WHAT THE TASK REQUIRES: Of the lines in this listing, how many contain the word "hsjddkd"? Give the number and nothing else.

(Data excerpts)
-- BEGIN --
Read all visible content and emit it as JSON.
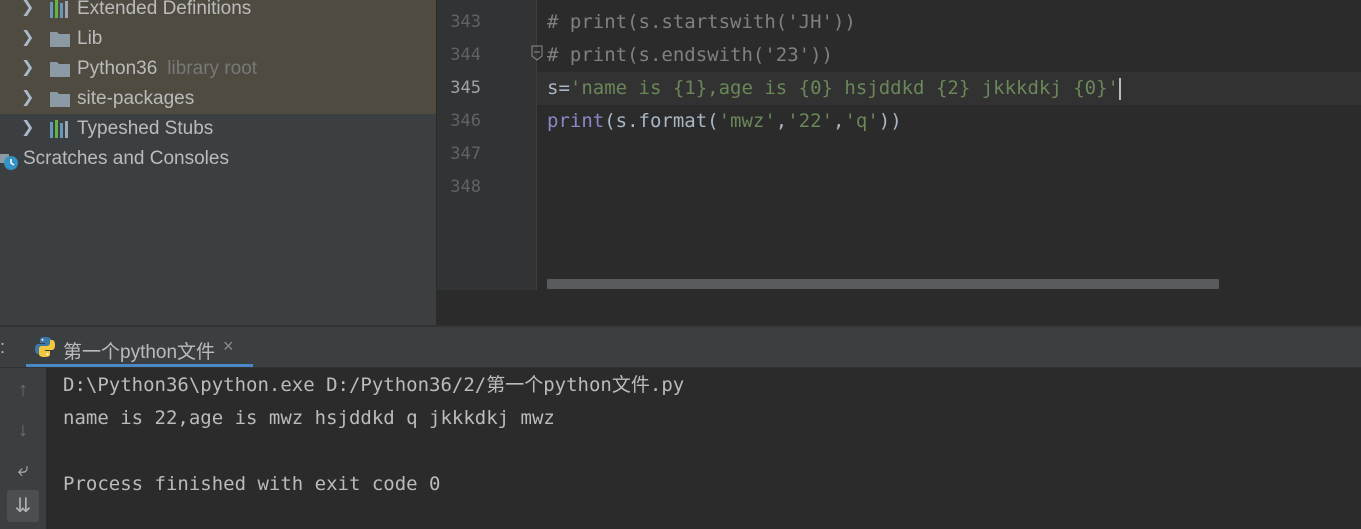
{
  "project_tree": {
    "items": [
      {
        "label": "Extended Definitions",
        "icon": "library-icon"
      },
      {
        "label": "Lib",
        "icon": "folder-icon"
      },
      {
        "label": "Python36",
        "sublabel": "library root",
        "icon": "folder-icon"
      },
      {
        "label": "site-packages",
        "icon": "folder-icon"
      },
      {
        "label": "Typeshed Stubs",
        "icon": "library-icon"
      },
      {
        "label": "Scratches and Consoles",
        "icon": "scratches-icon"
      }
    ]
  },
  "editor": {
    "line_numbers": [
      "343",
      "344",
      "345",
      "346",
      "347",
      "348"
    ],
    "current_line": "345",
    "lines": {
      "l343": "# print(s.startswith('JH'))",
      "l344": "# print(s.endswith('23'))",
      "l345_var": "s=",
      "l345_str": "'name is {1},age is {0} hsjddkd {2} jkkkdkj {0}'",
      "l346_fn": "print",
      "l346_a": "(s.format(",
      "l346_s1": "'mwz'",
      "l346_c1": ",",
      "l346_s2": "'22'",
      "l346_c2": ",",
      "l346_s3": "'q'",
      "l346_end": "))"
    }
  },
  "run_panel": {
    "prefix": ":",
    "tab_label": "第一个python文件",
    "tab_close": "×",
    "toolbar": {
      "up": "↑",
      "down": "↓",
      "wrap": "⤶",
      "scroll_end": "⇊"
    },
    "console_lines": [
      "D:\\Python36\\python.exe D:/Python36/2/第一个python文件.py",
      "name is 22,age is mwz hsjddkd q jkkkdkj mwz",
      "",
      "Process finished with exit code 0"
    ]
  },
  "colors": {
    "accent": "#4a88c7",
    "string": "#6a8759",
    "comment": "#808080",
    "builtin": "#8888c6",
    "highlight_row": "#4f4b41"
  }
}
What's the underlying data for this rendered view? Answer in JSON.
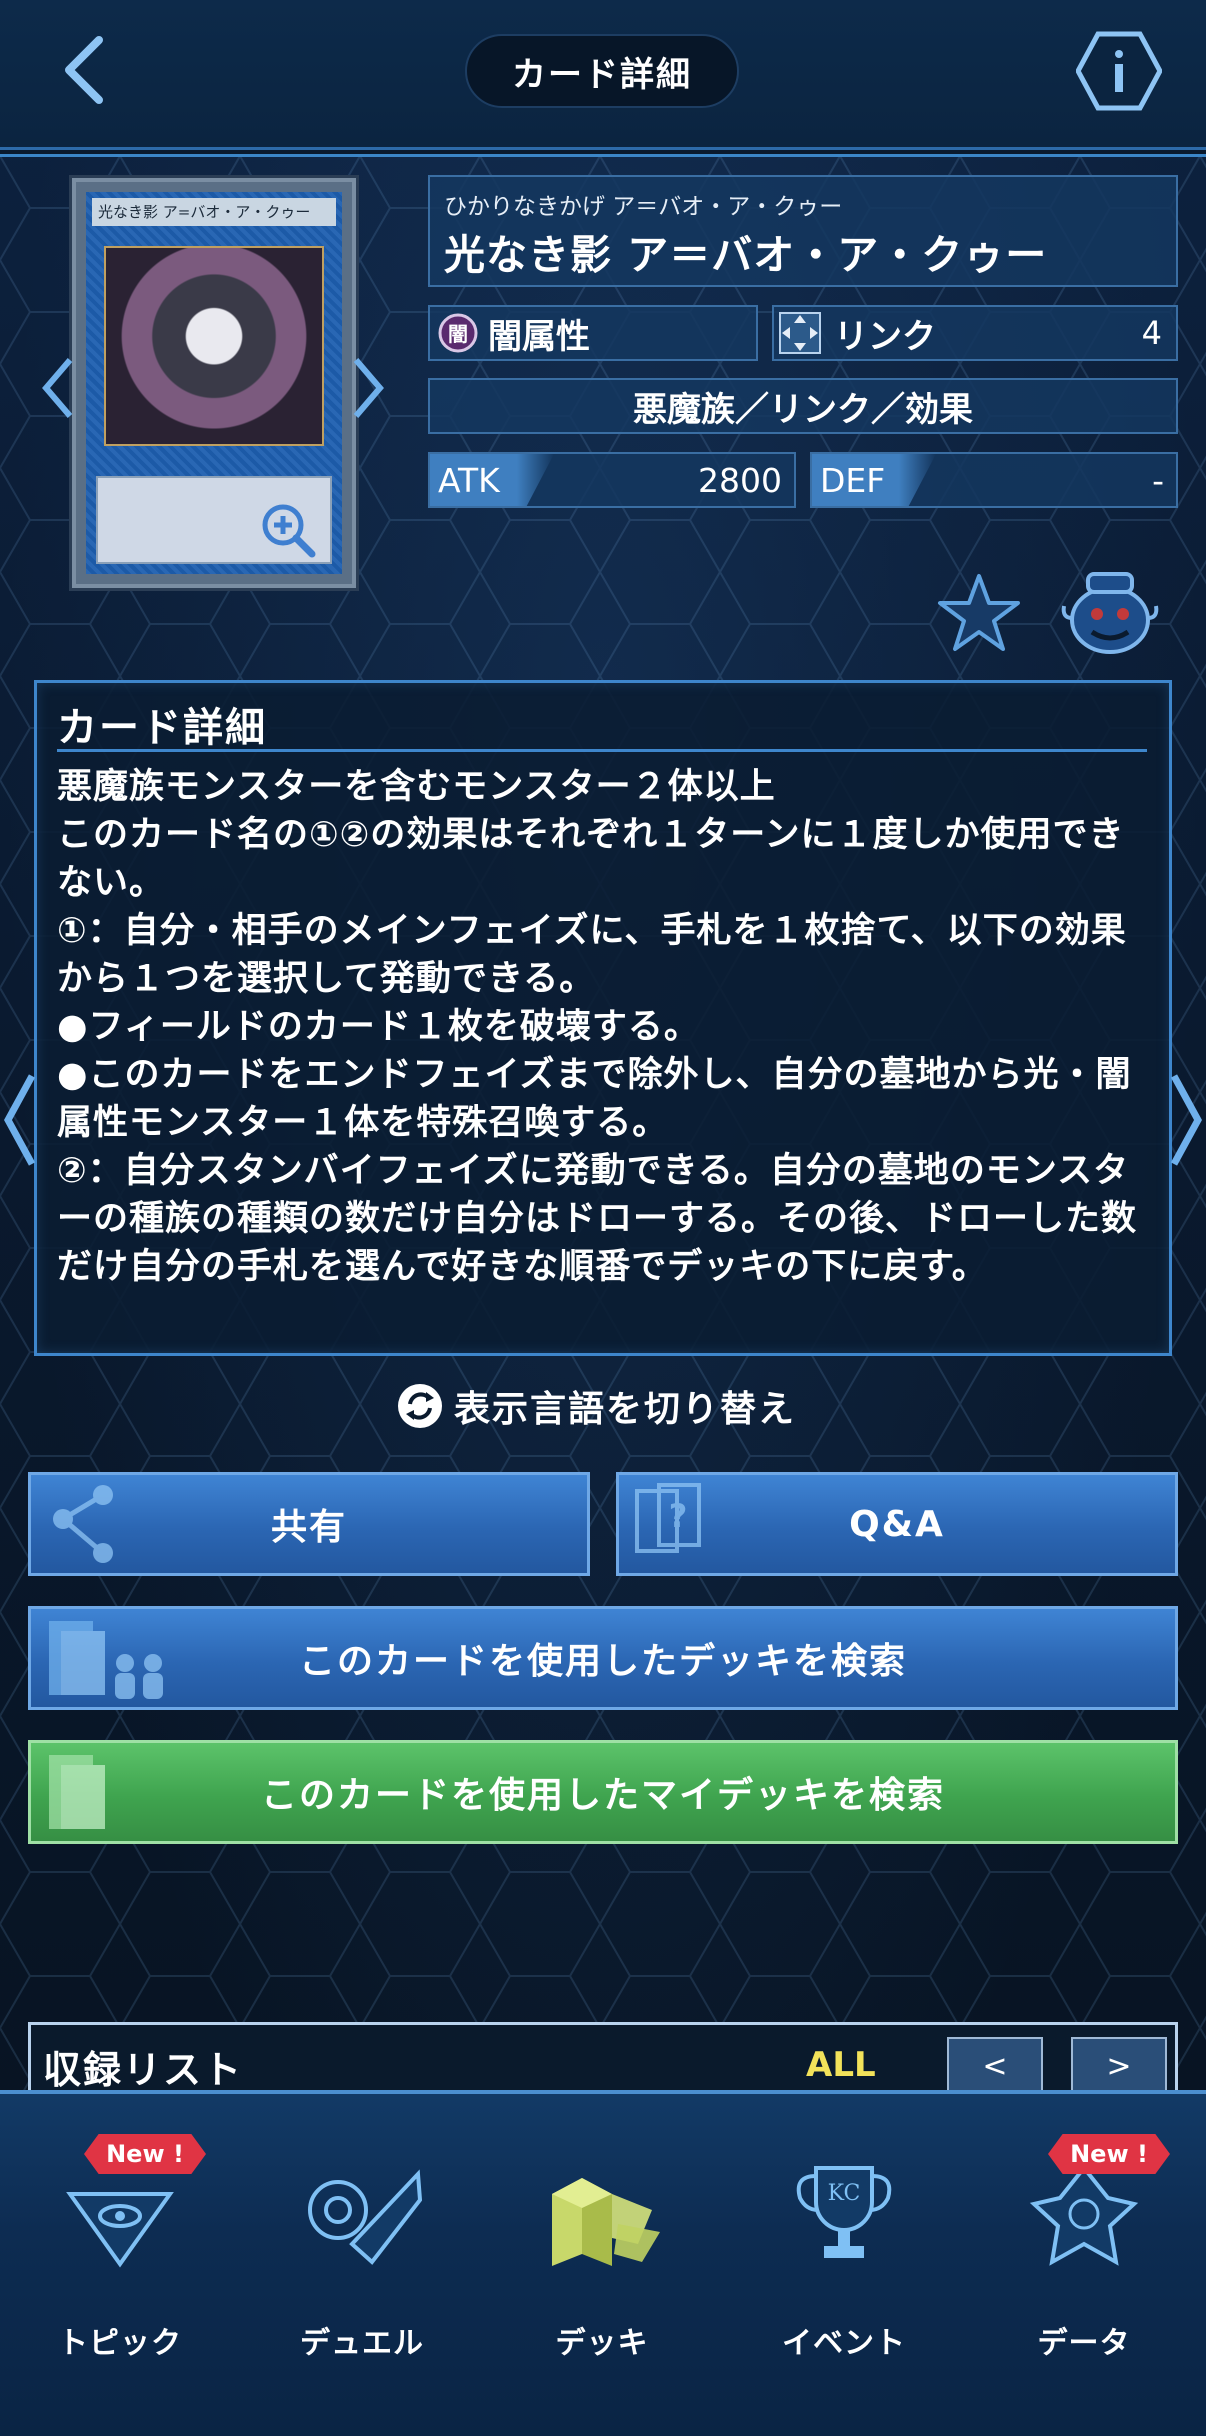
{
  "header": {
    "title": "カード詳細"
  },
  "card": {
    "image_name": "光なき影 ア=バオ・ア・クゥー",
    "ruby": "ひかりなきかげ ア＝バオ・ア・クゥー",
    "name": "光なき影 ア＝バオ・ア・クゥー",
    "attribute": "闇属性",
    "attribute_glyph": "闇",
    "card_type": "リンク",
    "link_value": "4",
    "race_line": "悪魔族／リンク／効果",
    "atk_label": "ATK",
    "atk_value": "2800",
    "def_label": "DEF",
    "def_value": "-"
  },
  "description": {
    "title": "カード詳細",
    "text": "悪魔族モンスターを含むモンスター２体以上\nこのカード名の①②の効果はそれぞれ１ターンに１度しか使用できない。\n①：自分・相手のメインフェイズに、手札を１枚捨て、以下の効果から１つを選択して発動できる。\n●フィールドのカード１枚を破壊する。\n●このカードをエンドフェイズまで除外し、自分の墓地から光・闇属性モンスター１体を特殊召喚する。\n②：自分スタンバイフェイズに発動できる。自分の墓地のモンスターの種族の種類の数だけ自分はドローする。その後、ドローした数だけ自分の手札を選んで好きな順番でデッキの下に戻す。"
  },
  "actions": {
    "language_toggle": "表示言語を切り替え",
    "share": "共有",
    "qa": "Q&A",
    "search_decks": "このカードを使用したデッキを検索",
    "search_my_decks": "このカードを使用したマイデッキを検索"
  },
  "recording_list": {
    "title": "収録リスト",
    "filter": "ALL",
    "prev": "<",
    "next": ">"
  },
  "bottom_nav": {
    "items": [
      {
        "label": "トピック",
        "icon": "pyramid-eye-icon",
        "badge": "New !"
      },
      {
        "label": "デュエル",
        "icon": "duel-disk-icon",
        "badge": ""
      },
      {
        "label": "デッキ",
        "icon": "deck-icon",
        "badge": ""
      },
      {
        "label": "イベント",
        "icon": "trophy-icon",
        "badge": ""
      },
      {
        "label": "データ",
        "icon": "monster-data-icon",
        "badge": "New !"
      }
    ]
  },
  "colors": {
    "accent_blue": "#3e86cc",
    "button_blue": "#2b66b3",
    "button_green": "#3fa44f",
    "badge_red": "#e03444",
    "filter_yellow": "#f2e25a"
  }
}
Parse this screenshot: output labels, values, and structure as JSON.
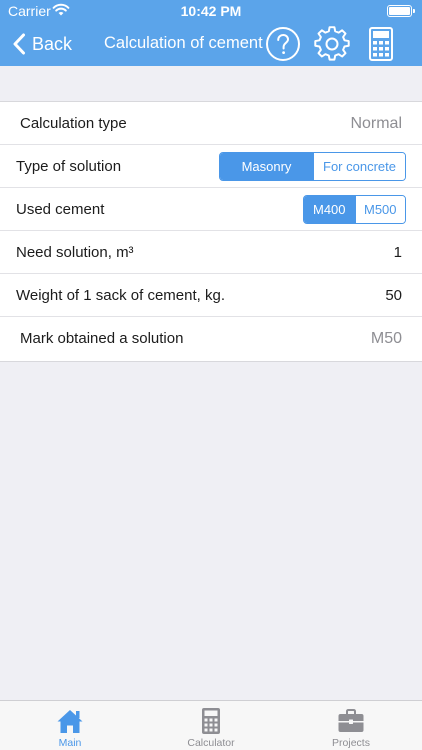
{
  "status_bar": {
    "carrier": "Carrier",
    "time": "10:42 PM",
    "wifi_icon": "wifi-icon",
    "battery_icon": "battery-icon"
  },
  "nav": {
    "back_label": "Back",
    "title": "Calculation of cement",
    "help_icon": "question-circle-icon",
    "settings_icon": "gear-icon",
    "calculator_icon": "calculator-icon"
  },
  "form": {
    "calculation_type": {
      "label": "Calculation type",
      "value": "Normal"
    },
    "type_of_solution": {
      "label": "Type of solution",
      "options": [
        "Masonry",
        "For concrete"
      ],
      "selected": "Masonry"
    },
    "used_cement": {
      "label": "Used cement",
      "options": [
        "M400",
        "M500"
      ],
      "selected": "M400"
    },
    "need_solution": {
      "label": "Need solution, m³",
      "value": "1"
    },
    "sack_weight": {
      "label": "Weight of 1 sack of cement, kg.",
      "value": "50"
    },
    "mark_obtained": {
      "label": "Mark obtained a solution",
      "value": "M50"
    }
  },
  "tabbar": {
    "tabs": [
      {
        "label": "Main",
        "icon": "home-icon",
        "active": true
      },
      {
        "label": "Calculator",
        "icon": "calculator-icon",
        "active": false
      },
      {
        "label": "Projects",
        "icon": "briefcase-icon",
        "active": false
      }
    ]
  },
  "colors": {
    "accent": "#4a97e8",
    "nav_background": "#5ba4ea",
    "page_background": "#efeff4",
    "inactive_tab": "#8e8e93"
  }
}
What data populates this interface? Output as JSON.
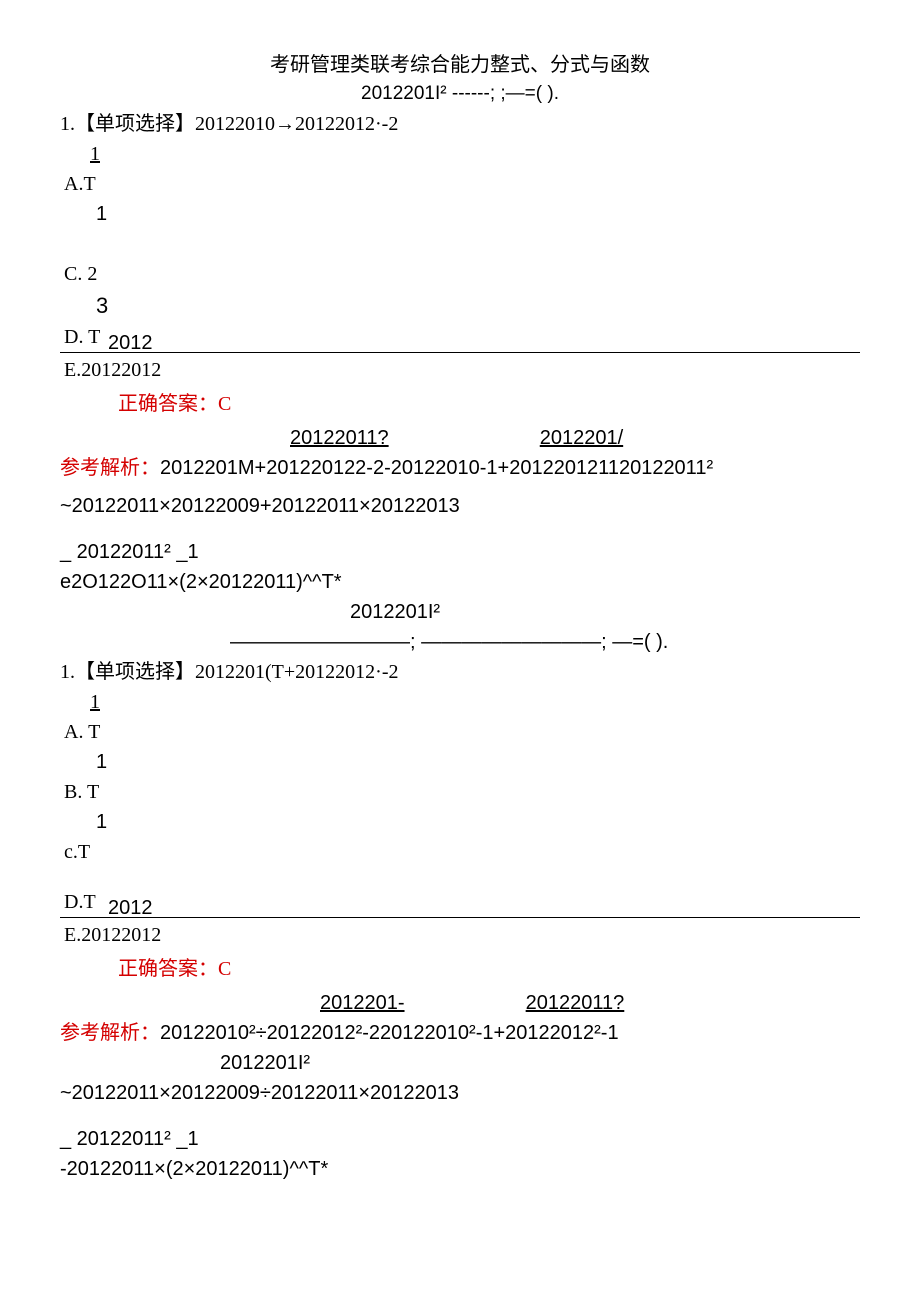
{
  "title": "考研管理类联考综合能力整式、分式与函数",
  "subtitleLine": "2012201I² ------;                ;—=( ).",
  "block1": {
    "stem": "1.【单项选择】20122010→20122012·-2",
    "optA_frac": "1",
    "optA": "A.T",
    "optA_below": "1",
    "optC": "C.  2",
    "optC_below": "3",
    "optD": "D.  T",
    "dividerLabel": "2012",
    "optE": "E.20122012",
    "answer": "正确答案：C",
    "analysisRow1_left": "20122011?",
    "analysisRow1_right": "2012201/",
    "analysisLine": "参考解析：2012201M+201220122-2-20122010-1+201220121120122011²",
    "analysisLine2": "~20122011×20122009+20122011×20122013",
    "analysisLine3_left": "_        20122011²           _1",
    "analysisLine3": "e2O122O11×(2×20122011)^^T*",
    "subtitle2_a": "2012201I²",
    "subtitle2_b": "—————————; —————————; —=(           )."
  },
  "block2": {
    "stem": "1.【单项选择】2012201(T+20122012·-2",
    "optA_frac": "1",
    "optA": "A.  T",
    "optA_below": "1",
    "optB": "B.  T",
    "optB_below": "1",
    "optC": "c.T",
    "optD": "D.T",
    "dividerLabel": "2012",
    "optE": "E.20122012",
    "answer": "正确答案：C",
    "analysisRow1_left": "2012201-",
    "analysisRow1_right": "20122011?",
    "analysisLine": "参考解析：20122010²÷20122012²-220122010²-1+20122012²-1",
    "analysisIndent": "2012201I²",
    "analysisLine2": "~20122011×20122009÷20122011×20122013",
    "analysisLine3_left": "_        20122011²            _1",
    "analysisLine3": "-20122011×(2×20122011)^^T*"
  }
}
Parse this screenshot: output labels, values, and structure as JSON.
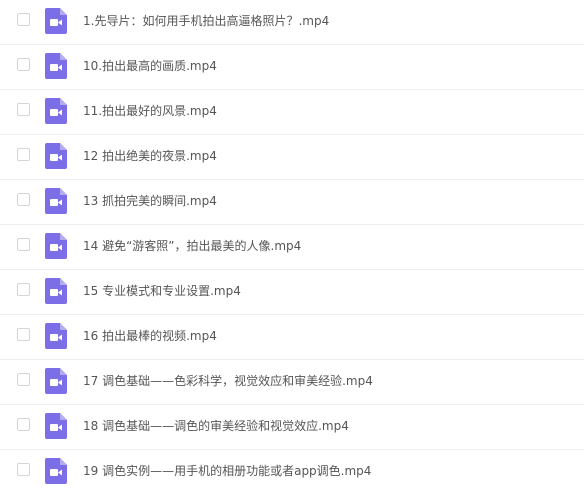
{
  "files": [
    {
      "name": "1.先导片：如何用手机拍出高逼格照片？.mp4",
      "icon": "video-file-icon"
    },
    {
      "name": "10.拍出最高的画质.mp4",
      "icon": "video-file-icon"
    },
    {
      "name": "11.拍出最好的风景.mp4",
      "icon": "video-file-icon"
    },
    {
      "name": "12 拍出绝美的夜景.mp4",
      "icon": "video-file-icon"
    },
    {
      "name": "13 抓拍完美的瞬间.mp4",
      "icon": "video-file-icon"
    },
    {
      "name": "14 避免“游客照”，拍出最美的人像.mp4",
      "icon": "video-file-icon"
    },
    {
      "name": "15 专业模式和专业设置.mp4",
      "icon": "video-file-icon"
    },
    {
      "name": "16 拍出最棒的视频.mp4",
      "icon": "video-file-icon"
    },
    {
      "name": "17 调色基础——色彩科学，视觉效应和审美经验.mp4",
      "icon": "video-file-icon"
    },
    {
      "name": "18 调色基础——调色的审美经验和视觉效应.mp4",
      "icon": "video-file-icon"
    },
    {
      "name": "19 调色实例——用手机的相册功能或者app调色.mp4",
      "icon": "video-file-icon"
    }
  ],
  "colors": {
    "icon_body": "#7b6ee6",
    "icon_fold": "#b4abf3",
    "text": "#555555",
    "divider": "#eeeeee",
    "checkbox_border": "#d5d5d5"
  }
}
-- END --
TASK ANSWER: 2